▶ REQUIRED ACTIONS
1. List the activities that the meal service passage says were done separately for each seating.
2. In the meal service passage, what topic did the care team start discussing?

▶ EXTRACT TO READ
★ ★ ★

Adjusting to anything new takes time. The bulk meal service model had many benefits for residents, however, asking anyone to change their daily routine, especially around meals, inevitably results in some resistance. The new daily social interaction among residents at meal times allowed many relationships to flourish but also opened the door for conflict among others. Who sits with whom in the dining room was not an easy puzzle to put together. Waiting for tables to be served exposed residents to wait times that were previously less obvious when they ate in their rooms. Dietary restrictions were more visible to tablemates, and suddenly, residents started asking for specific food items of which they had not previously been aware. This phenomenon stimulated discussion among the care team about liberalizing the resident menu.


Despite the fact that forecasting, preparation, and production were done separately for each seating, having a ‘second seating’ at meals gave some residents the perception that ‘first seating’ received preferential treatment, and that those seated second were getting leftovers. Education with staff, residents and family members was necessary to dispel this myth.

★ ★ ★

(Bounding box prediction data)
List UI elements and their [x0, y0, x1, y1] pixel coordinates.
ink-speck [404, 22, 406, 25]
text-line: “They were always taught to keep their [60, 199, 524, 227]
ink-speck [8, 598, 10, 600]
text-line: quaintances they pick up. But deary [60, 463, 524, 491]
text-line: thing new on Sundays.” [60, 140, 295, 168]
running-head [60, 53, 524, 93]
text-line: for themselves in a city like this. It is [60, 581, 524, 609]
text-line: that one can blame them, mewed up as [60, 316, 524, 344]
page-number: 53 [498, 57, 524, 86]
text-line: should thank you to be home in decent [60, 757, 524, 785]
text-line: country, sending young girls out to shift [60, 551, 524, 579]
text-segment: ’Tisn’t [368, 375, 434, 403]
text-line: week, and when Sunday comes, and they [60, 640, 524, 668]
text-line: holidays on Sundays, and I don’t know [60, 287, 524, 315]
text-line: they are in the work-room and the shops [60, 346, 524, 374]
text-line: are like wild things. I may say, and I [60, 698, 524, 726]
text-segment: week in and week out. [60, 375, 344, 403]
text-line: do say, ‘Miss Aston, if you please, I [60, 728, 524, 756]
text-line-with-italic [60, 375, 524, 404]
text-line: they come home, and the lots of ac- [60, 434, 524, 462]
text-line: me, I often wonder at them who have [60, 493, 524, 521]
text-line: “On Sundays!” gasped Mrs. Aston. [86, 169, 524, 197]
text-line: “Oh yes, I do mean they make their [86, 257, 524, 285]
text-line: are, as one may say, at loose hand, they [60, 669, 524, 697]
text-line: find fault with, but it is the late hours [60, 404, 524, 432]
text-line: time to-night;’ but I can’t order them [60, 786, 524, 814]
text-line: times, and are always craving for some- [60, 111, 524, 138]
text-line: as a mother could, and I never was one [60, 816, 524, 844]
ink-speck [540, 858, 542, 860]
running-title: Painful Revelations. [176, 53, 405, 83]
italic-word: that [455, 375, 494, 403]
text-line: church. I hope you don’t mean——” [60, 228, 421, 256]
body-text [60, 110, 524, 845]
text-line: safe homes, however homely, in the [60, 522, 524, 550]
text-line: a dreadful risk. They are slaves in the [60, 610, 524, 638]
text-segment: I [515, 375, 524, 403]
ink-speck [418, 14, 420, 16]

★ ★ ★

▶ LIST OF SOLUTIONS
1. Forecasting, preparation, and production

2. Liberalizing the resident menu.